Collected data entries:
----
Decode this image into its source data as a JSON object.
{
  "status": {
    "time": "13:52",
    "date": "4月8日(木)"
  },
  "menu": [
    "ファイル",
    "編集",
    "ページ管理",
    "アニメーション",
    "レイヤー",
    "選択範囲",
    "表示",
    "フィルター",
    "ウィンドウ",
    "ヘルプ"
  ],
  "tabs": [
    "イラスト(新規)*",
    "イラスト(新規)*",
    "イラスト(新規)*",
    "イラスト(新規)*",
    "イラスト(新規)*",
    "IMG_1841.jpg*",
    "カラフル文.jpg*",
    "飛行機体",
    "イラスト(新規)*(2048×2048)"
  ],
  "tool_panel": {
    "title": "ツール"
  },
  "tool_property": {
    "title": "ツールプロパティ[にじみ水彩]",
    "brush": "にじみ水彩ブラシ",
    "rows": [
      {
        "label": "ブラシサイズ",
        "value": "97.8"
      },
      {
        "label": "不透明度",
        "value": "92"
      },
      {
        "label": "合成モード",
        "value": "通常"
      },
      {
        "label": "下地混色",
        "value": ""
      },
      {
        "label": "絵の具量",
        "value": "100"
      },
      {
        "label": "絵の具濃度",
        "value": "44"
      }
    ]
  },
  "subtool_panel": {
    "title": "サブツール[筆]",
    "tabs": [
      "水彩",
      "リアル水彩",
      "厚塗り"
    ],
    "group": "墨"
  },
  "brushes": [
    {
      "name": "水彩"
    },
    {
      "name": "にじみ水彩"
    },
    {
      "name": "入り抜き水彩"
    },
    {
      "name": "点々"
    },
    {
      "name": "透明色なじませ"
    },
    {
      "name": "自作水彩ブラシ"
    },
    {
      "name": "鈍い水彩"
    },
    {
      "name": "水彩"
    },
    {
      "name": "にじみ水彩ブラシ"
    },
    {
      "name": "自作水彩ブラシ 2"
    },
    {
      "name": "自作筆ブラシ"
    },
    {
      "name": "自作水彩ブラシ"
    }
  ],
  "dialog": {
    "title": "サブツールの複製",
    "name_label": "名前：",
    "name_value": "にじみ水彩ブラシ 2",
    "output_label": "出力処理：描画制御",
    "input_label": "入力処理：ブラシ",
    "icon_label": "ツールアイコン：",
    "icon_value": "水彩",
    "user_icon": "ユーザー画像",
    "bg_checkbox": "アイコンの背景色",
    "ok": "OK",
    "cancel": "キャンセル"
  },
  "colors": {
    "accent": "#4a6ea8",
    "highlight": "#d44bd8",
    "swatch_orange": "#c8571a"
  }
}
----
### What this task involves
Reproduce the complete data exactly as presented above.

### Task solution
Decode this image into its source data as a JSON object.
{
  "status": {
    "time": "13:52",
    "date": "4月8日(木)"
  },
  "menu": [
    "ファイル",
    "編集",
    "ページ管理",
    "アニメーション",
    "レイヤー",
    "選択範囲",
    "表示",
    "フィルター",
    "ウィンドウ",
    "ヘルプ"
  ],
  "tabs": [
    "イラスト(新規)*",
    "イラスト(新規)*",
    "イラスト(新規)*",
    "イラスト(新規)*",
    "イラスト(新規)*",
    "IMG_1841.jpg*",
    "カラフル文.jpg*",
    "飛行機体",
    "イラスト(新規)*(2048×2048)"
  ],
  "tool_panel": {
    "title": "ツール"
  },
  "tool_property": {
    "title": "ツールプロパティ[にじみ水彩]",
    "brush": "にじみ水彩ブラシ",
    "rows": [
      {
        "label": "ブラシサイズ",
        "value": "97.8"
      },
      {
        "label": "不透明度",
        "value": "92"
      },
      {
        "label": "合成モード",
        "value": "通常"
      },
      {
        "label": "下地混色",
        "value": ""
      },
      {
        "label": "絵の具量",
        "value": "100"
      },
      {
        "label": "絵の具濃度",
        "value": "44"
      }
    ]
  },
  "subtool_panel": {
    "title": "サブツール[筆]",
    "tabs": [
      "水彩",
      "リアル水彩",
      "厚塗り"
    ],
    "group": "墨"
  },
  "brushes": [
    {
      "name": "水彩"
    },
    {
      "name": "にじみ水彩"
    },
    {
      "name": "入り抜き水彩"
    },
    {
      "name": "点々"
    },
    {
      "name": "透明色なじませ"
    },
    {
      "name": "自作水彩ブラシ"
    },
    {
      "name": "鈍い水彩"
    },
    {
      "name": "水彩"
    },
    {
      "name": "にじみ水彩ブラシ"
    },
    {
      "name": "自作水彩ブラシ 2"
    },
    {
      "name": "自作筆ブラシ"
    },
    {
      "name": "自作水彩ブラシ"
    }
  ],
  "dialog": {
    "title": "サブツールの複製",
    "name_label": "名前：",
    "name_value": "にじみ水彩ブラシ 2",
    "output_label": "出力処理：描画制御",
    "input_label": "入力処理：ブラシ",
    "icon_label": "ツールアイコン：",
    "icon_value": "水彩",
    "user_icon": "ユーザー画像",
    "bg_checkbox": "アイコンの背景色",
    "ok": "OK",
    "cancel": "キャンセル"
  },
  "colors": {
    "accent": "#4a6ea8",
    "highlight": "#d44bd8",
    "swatch_orange": "#c8571a"
  }
}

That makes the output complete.